### Dataset entries
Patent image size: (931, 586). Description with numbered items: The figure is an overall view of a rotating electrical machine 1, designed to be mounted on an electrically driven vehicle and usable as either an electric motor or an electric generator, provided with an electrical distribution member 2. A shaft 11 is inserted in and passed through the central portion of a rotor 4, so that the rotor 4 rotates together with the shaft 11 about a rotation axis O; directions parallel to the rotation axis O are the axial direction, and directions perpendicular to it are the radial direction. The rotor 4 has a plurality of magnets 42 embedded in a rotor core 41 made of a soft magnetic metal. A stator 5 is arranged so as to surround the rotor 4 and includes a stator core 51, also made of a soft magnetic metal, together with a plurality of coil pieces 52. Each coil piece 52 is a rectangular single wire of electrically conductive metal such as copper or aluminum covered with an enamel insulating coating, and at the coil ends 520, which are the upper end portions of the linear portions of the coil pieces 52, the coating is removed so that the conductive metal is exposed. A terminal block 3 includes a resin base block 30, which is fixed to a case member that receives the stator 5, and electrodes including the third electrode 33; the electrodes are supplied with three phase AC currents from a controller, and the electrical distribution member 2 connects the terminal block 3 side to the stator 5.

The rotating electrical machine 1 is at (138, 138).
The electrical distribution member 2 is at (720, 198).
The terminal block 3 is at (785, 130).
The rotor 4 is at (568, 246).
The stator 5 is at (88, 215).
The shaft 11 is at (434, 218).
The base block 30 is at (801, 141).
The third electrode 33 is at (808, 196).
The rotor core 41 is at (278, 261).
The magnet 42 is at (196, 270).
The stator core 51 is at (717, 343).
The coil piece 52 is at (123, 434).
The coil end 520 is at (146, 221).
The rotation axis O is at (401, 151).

### What needs to be done
Rewrite the records above, replacing "electrically driven vehicle" with "electric car" and keeping everything else the same.

### Response
Patent image size: (931, 586). Description with numbered items: The figure is an overall view of a rotating electrical machine 1, designed to be mounted on an electric car and usable as either an electric motor or an electric generator, provided with an electrical distribution member 2. A shaft 11 is inserted in and passed through the central portion of a rotor 4, so that the rotor 4 rotates together with the shaft 11 about a rotation axis O; directions parallel to the rotation axis O are the axial direction, and directions perpendicular to it are the radial direction. The rotor 4 has a plurality of magnets 42 embedded in a rotor core 41 made of a soft magnetic metal. A stator 5 is arranged so as to surround the rotor 4 and includes a stator core 51, also made of a soft magnetic metal, together with a plurality of coil pieces 52. Each coil piece 52 is a rectangular single wire of electrically conductive metal such as copper or aluminum covered with an enamel insulating coating, and at the coil ends 520, which are the upper end portions of the linear portions of the coil pieces 52, the coating is removed so that the conductive metal is exposed. A terminal block 3 includes a resin base block 30, which is fixed to a case member that receives the stator 5, and electrodes including the third electrode 33; the electrodes are supplied with three phase AC currents from a controller, and the electrical distribution member 2 connects the terminal block 3 side to the stator 5.

The rotating electrical machine 1 is at (138, 138).
The electrical distribution member 2 is at (720, 198).
The terminal block 3 is at (785, 130).
The rotor 4 is at (568, 246).
The stator 5 is at (88, 215).
The shaft 11 is at (434, 218).
The base block 30 is at (801, 141).
The third electrode 33 is at (808, 196).
The rotor core 41 is at (278, 261).
The magnet 42 is at (196, 270).
The stator core 51 is at (717, 343).
The coil piece 52 is at (123, 434).
The coil end 520 is at (146, 221).
The rotation axis O is at (401, 151).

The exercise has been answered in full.